This month, the Department of Veterans Affairs will begin allowing iPhones and iPads on their networks. The move underscores CIO Roger Baker’s commitment to providing employees with the tools and technologies they deem necessary to get the job done.  The effort is being watched closely by other agencies and departments, and is symptomatic of a new trend in IT, where technology adoption is led by employees first and enterprises second.  Unfortunately, the explosive growth of mobile technology – particularly in the area of smart phones and tablets – not only provides a proliferation of new and exciting tools, it also represents a potentially serious security concern. 

There is an inherent risk in pushing data to mobile devices, especially when those devices increasingly function as mini-computers.  Today, smart phone marketplaces like the Apple App Store and Android Marketplace offer consumers a place to purchase a slew of productivity, entertainment, and media applications.  In fact, it’s been suggested that today’s App Stores are the most vibrant application marketplaces in computing history.  But with the ability to run applications also comes the ability for malware, viruses, and other malicious software to compromise user data, hijack computing power, or even conduct surveillance.  According to the 2011 mobile threat analysis by McAfee, mobile malware has doubled since 2009, with the threat landscape for smart phones mirroring many of the same pitfalls as PCs. 

And no mobile platform is completely secure.  A German researcher this year exposed serious security vulnerabilities in mobile operators, including T-Mobile and Vodafone.  Using only a standard handset and free applications, the researcher was able to decrypt data off of cell networks and read the incoming and outgoing messages of other users.  The weak encryption used by many cell phone operators is more often a product of necessity than one of neglect, since encryption can hamper their ability to monitor and manage traffic.  At the same time, it represents an active security vulnerability for mobile users.

## Work request 1
Answer these questions using the article on mobile device security:
(a) Which devices will the Department of Veterans Affairs begin allowing on its networks?
(b) According to the 2011 McAfee mobile threat analysis, how much has mobile malware grown since 2009?
(c) Which two mobile operators are named as having security vulnerabilities that a German researcher exposed?
## Work request 2
Carry on the article on mobile device security, starting right after its final sentence.

[Collected data entries]
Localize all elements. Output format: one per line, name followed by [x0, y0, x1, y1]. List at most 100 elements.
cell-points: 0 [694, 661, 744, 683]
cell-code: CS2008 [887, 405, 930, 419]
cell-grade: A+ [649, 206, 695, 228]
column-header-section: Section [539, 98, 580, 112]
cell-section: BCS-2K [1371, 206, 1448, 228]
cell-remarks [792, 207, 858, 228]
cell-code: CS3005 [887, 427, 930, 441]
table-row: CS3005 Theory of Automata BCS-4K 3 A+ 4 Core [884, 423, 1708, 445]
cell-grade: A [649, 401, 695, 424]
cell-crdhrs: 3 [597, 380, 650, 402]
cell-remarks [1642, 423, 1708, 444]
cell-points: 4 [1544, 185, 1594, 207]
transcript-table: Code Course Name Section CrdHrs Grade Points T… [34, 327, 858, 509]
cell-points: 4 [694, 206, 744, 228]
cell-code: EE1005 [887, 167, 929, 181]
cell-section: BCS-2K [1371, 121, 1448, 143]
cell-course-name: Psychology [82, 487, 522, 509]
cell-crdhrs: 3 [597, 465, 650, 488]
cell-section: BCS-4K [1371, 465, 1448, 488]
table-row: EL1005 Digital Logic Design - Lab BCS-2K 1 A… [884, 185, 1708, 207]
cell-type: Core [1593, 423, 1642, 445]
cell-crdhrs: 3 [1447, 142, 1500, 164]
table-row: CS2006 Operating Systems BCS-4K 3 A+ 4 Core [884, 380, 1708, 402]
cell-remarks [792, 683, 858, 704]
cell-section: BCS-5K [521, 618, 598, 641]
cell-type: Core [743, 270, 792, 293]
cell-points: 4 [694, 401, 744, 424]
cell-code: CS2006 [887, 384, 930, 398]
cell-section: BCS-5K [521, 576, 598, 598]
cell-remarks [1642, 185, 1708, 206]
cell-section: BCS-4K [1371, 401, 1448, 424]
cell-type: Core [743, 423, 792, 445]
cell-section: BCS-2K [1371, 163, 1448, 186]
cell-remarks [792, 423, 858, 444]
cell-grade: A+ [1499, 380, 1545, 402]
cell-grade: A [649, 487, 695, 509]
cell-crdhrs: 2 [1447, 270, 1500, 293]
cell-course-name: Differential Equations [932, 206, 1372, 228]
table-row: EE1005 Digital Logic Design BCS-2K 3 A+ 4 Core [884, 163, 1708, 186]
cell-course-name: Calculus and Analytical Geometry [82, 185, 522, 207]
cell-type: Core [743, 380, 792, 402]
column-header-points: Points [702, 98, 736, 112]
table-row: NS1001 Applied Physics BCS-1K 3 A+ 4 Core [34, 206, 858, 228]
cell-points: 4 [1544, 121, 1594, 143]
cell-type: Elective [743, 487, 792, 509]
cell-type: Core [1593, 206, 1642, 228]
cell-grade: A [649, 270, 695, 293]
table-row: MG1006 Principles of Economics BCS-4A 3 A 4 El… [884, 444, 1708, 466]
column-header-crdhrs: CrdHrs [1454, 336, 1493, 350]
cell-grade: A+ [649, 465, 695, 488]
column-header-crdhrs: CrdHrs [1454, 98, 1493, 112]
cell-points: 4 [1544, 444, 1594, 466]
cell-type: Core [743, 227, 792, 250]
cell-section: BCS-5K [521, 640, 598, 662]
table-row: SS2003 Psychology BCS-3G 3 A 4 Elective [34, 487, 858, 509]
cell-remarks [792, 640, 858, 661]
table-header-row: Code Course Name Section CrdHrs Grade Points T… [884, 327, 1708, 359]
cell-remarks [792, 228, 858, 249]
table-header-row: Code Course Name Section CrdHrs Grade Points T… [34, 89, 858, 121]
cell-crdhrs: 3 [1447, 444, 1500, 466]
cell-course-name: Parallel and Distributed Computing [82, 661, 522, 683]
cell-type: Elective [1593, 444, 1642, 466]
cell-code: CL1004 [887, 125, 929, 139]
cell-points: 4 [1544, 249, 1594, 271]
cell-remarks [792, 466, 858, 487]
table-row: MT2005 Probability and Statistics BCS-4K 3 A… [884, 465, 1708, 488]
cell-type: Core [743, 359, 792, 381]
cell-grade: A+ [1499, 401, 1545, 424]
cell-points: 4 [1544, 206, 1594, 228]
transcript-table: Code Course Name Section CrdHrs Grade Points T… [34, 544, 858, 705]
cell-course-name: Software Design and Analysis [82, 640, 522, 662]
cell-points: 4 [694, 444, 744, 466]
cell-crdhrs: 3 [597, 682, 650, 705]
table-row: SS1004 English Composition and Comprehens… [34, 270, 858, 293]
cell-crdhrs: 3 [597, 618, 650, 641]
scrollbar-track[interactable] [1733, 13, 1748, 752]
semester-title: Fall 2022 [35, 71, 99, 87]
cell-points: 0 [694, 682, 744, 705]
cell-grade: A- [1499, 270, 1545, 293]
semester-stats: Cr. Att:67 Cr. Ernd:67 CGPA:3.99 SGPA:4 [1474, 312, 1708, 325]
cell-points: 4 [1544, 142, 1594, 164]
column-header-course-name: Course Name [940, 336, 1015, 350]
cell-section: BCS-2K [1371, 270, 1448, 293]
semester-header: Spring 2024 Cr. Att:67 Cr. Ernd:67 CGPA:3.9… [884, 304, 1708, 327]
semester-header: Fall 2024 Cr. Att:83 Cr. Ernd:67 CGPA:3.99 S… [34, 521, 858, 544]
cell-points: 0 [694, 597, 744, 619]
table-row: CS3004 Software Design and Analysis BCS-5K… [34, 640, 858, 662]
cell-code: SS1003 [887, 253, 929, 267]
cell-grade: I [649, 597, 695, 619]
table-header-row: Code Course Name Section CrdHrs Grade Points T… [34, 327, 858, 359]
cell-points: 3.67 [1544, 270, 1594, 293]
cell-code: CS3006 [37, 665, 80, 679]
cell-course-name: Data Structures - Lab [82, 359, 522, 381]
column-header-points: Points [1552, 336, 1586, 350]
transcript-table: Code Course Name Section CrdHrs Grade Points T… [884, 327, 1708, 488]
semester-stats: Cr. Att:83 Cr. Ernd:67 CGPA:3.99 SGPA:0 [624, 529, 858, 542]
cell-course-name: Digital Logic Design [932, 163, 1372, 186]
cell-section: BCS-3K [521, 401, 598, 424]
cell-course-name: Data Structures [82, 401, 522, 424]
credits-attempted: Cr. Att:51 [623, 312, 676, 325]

## Task response 1
(a) iPhones and iPads
(b) It has doubled.
(c) T-Mobile and Vodafone

## Task response 2
So what are agencies to do? 

1.       Apply the basic principles of application security.  While the architecture of mobile devices – and the way they access the network – may be different, agencies should apply and enforce the same principles governing their use. 

2.       Integrate security early.  As agencies begin to develop mobile applications or look to welcome new platforms to their infrastructure, they should ensure that security is a top priority from day one.  Understand the threats that could compromise your network before deployment.

3.       Recognize that a smart phone is not a laptop.  Mobile devices are a new brand of computing, and as such they may require agencies to revisit security controls such as encryption and access control.

4.       Embrace the differences.  Sometimes mobile devices have built-in security that’s worth cheering about.  When a government laptop with the sensitive data of 26.5 million citizens was stolen in 2006, agencies began looking for new software tools that could locate and remotely wipe devices in cases of loss or theft.  Today, devices like Apple’s iPhone have these capabilities built-in – providing agencies an extra layer of defense.  Similarly, the move towards cloud computing being led by Google Apps greatly reduces local data stored on the device.

5.       Educate users on mobile vulnerabilities.  A little goes a long way in reminding users that their smart phones are vulnerable to security threats, just like every other computing device.  Greater consciousness can lead to more responsible decision making in the applications users download and the data they transmit.

The move by the VA is encouraging and should provide a valuable case-study for other agencies that have been eager to adopt mobile technologies.  As they do, it’s important to remember that the world of mobile is still in its infancy – the iPhone was first introduced only four years ago, and the App Store didn’t launch until a year after that.  Much of the security infrastructure is still developing, but that doesn’t mean agencies should wait another decade.  Like the embrace of cloud computing, the benefits of mobile technology may outweigh the risks – but smart precautions can mitigate vulnerabilities and increase the adoption of these transformative technologies.